[Data drawn from a collection]
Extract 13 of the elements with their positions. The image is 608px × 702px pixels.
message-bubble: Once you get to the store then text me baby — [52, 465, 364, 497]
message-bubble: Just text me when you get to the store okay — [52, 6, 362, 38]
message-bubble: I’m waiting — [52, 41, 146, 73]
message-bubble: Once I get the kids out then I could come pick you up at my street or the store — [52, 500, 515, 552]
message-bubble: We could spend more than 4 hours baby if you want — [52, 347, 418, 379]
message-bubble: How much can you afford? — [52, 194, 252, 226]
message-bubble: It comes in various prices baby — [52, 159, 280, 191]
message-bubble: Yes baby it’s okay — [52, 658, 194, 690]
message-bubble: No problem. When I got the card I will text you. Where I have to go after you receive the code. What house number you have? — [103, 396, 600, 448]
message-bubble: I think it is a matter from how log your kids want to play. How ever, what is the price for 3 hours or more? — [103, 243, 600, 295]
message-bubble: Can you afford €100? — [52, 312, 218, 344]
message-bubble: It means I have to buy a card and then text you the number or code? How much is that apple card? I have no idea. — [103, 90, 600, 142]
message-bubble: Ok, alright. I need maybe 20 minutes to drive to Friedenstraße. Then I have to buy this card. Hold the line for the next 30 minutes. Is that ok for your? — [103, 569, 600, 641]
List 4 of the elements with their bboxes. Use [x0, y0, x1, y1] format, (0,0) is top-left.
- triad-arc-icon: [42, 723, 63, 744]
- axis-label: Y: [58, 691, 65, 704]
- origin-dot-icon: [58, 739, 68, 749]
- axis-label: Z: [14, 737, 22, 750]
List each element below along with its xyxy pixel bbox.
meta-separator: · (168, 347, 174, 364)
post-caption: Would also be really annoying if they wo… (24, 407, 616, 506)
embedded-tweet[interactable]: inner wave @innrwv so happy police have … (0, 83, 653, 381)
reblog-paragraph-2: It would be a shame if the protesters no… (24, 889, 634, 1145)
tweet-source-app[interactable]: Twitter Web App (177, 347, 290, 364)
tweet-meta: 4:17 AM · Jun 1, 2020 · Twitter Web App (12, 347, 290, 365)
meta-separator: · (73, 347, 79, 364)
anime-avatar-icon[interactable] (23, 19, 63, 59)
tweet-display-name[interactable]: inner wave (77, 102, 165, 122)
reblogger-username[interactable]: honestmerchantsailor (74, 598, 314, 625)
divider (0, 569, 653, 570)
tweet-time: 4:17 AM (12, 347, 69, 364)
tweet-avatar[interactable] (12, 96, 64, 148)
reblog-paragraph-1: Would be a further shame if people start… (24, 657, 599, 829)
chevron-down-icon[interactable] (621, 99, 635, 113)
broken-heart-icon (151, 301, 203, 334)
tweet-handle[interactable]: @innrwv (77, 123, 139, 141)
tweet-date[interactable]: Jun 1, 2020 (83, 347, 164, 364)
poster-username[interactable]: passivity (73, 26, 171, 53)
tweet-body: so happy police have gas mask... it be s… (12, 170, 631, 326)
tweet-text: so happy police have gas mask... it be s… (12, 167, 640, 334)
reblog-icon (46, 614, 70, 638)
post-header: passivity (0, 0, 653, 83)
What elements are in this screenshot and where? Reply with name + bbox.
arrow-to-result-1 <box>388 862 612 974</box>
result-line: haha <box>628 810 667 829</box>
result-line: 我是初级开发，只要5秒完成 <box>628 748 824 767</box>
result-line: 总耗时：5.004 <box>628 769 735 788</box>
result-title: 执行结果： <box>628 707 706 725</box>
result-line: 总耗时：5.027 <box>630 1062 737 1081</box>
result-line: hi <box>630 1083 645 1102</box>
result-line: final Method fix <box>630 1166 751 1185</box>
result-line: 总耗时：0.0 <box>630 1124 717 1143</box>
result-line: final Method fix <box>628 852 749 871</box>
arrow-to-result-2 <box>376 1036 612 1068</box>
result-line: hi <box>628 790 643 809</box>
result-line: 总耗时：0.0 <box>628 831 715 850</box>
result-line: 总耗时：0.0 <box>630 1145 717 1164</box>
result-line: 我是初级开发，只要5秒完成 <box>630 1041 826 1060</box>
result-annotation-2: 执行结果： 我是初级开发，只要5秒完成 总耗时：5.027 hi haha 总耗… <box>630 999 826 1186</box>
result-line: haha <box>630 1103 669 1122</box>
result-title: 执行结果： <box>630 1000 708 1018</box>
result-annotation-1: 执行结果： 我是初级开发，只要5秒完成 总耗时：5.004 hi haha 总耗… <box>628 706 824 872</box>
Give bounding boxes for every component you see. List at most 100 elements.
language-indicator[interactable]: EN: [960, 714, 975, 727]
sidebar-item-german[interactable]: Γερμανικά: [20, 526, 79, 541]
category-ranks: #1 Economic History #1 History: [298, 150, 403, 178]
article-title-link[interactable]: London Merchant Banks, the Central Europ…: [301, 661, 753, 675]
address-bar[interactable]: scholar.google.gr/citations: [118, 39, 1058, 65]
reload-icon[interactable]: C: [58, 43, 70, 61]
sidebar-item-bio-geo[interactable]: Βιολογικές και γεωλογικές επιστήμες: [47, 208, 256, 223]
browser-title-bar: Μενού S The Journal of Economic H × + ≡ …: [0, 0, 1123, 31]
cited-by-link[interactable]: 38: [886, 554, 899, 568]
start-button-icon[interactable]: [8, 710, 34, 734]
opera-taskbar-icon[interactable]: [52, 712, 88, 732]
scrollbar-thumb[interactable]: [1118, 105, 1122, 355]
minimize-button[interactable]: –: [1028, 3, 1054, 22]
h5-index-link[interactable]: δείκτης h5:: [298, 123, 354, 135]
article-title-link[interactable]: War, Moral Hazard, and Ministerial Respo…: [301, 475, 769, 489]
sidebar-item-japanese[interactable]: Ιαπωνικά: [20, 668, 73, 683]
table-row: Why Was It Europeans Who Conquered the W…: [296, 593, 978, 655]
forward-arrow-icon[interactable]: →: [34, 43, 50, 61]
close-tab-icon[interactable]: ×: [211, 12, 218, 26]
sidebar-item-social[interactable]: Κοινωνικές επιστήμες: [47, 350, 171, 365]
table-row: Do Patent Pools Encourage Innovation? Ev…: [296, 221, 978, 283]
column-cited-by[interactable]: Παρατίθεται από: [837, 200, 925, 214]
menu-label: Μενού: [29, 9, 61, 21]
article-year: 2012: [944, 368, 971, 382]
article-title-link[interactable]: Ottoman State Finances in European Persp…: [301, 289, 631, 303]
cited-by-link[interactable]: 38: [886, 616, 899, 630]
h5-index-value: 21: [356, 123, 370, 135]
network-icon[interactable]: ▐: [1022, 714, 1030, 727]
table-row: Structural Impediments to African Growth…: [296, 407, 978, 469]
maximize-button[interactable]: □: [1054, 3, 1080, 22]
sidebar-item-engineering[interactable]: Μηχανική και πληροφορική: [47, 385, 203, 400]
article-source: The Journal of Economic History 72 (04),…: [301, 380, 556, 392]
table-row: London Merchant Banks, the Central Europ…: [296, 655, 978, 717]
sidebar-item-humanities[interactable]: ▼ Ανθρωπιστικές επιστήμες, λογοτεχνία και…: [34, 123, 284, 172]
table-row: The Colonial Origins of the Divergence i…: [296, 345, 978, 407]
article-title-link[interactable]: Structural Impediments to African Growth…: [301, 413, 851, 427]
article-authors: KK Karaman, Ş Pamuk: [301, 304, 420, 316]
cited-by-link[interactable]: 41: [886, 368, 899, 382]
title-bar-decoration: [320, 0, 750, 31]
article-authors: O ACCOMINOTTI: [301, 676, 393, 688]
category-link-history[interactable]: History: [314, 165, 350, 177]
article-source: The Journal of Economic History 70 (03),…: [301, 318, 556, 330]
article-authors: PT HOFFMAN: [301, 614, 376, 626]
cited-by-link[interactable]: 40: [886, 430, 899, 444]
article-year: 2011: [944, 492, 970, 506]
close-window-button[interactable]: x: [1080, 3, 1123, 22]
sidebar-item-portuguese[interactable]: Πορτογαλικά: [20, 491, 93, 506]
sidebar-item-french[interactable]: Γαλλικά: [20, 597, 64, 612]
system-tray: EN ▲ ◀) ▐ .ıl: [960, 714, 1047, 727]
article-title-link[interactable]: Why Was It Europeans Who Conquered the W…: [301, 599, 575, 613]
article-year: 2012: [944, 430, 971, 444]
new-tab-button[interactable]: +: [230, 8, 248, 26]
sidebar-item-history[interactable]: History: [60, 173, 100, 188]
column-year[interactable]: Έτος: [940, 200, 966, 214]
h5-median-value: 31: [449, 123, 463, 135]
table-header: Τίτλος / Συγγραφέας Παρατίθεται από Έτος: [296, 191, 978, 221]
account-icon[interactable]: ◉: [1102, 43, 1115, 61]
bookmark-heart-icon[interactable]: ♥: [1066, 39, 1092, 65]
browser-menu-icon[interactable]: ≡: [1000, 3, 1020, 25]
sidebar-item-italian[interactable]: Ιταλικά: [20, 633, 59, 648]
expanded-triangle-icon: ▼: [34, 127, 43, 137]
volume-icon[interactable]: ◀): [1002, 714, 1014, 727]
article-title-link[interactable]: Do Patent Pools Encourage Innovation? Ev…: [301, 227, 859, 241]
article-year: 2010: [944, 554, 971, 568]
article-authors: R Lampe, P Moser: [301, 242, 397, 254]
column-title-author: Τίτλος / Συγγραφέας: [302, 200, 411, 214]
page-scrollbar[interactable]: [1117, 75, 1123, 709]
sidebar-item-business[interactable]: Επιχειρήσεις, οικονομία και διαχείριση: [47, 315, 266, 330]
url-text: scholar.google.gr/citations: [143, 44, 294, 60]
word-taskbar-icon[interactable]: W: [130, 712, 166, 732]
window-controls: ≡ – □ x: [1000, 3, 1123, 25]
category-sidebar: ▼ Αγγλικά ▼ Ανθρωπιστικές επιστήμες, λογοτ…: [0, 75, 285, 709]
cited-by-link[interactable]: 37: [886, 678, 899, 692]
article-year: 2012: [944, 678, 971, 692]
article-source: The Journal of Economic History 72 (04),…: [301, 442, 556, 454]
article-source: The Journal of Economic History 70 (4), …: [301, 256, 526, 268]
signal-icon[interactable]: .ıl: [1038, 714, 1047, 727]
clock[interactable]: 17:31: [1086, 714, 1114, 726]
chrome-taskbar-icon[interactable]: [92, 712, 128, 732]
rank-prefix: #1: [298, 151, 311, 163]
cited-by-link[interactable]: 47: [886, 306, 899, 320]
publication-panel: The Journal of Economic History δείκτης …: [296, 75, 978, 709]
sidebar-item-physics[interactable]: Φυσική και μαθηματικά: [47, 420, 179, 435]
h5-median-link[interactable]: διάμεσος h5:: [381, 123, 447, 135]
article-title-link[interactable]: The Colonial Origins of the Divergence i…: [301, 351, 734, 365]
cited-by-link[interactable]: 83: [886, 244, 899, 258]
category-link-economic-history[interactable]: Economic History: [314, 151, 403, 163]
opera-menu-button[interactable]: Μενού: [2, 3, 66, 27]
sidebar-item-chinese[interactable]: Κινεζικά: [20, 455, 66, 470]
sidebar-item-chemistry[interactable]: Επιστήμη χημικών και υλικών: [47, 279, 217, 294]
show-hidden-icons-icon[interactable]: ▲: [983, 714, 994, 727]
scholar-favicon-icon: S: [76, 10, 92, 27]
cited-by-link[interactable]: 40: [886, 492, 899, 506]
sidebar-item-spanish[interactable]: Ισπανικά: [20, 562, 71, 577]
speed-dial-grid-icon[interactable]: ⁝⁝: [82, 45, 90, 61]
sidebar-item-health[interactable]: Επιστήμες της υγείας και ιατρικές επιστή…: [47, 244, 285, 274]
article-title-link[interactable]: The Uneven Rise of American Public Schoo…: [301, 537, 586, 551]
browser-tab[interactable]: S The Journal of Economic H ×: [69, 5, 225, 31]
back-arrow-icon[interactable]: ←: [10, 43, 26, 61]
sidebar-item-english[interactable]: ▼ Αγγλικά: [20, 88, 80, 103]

TASK REQUIREMENTS: Write out the rows word for word, from the beginning of the rows through the line that contains "message-bubble: It means", including both of those lines.

EXERCISE RESULT:
Extract 13 of the elements with their positions. The image is 608px × 702px pixels.
message-bubble: Once you get to the store then text me baby — [52, 465, 364, 497]
message-bubble: Just text me when you get to the store okay — [52, 6, 362, 38]
message-bubble: I’m waiting — [52, 41, 146, 73]
message-bubble: Once I get the kids out then I could come pick you up at my street or the store — [52, 500, 515, 552]
message-bubble: We could spend more than 4 hours baby if you want — [52, 347, 418, 379]
message-bubble: How much can you afford? — [52, 194, 252, 226]
message-bubble: It comes in various prices baby — [52, 159, 280, 191]
message-bubble: Yes baby it’s okay — [52, 658, 194, 690]
message-bubble: No problem. When I got the card I will text you. Where I have to go after you receive the code. What house number you have? — [103, 396, 600, 448]
message-bubble: I think it is a matter from how log your kids want to play. How ever, what is the price for 3 hours or more? — [103, 243, 600, 295]
message-bubble: Can you afford €100? — [52, 312, 218, 344]
message-bubble: It means I have to buy a card and then text you the number or code? How much is that apple card? I have no idea. — [103, 90, 600, 142]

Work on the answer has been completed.